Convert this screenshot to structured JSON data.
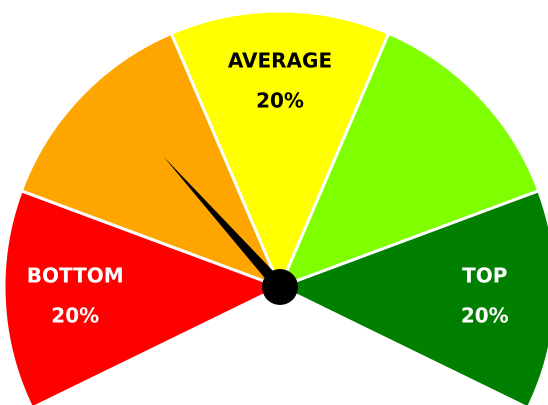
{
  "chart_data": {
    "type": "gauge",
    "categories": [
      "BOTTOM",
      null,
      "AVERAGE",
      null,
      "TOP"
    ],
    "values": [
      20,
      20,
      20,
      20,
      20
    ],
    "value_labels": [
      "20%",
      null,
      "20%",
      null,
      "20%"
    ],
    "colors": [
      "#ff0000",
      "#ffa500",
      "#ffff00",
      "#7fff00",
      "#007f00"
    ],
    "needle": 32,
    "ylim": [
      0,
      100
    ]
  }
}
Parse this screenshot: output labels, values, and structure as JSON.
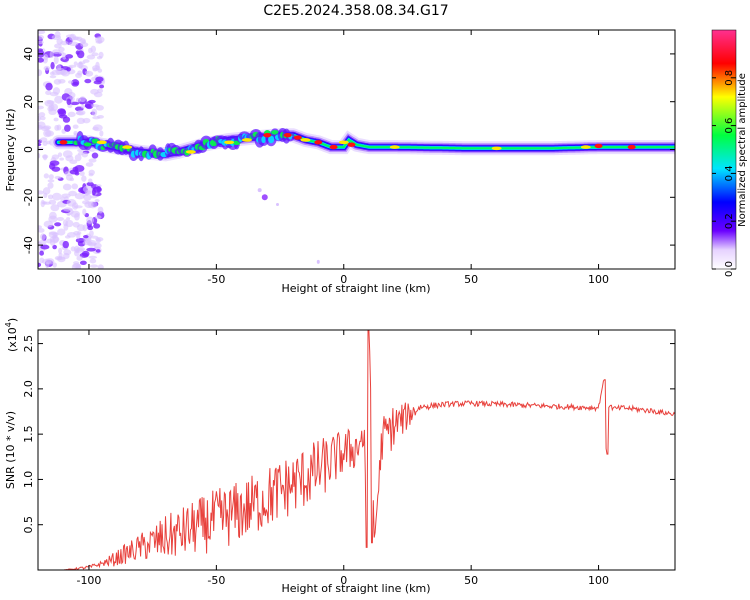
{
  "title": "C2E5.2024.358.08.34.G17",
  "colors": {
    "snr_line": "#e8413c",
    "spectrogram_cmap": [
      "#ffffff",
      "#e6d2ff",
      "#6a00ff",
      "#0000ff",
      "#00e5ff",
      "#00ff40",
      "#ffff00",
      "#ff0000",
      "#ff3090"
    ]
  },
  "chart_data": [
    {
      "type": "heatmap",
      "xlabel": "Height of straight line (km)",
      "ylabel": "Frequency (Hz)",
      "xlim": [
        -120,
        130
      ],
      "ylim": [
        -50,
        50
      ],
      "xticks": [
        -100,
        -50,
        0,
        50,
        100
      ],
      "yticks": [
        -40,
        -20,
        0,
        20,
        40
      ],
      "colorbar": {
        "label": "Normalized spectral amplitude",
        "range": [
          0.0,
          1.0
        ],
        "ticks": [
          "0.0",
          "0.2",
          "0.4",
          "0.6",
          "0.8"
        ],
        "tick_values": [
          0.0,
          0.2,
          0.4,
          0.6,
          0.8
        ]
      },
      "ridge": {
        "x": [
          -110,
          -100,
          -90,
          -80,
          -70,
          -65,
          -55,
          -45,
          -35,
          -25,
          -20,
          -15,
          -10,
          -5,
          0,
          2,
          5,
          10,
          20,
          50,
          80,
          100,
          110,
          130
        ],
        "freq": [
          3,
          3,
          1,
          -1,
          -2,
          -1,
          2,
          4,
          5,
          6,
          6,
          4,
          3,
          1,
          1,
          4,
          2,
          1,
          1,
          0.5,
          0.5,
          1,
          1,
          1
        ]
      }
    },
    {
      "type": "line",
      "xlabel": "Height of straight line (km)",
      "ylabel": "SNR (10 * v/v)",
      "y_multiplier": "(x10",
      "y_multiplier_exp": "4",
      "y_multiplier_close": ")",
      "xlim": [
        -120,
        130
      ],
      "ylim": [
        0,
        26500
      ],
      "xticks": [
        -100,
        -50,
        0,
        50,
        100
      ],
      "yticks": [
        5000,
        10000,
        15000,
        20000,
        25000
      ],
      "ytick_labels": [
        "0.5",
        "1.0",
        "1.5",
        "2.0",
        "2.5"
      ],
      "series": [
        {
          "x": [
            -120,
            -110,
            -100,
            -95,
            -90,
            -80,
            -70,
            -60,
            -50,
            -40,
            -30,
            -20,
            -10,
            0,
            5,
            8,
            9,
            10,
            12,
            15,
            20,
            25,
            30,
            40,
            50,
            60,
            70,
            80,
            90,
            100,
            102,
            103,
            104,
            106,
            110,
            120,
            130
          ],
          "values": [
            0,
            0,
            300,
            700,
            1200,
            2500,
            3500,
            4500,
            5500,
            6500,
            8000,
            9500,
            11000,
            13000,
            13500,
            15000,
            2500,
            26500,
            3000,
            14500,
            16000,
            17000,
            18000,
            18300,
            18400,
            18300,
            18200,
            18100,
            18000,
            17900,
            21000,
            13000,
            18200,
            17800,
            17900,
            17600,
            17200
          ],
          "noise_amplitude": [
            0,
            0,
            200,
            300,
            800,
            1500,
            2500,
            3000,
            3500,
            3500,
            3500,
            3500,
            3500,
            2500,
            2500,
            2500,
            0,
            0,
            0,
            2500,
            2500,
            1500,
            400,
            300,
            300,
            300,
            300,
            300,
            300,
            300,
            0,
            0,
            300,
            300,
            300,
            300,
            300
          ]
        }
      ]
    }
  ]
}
______________________________
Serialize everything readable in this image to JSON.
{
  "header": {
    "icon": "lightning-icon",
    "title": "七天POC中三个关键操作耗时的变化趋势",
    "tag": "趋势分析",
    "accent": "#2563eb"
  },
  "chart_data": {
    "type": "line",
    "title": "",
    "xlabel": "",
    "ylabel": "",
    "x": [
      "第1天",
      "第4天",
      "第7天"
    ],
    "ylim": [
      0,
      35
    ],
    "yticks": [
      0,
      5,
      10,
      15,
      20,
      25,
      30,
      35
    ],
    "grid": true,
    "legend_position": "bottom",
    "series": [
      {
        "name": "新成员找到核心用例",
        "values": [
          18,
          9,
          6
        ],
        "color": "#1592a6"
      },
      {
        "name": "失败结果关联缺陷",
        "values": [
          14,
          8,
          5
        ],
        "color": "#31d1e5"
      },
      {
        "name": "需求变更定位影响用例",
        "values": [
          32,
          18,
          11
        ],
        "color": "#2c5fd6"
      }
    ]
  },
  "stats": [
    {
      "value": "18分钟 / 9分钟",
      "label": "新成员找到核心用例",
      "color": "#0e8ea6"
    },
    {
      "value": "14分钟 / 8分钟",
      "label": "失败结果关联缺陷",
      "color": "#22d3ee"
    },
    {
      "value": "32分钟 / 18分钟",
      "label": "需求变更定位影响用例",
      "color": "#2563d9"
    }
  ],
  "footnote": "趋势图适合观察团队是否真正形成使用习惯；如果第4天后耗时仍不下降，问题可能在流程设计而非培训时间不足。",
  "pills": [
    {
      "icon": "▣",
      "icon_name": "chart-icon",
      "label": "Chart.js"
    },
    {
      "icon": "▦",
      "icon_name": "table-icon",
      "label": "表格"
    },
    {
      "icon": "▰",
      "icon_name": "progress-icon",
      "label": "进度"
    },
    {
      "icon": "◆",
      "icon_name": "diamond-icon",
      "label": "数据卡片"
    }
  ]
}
______________________________
*What to produce*: Show the lines where the word "title" appears in the entries.

*Worked answer*:
  "title": "C2E5.2024.358.08.34.G17",
    "title": "七天POC中三个关键操作耗时的变化趋势",
    "title": "",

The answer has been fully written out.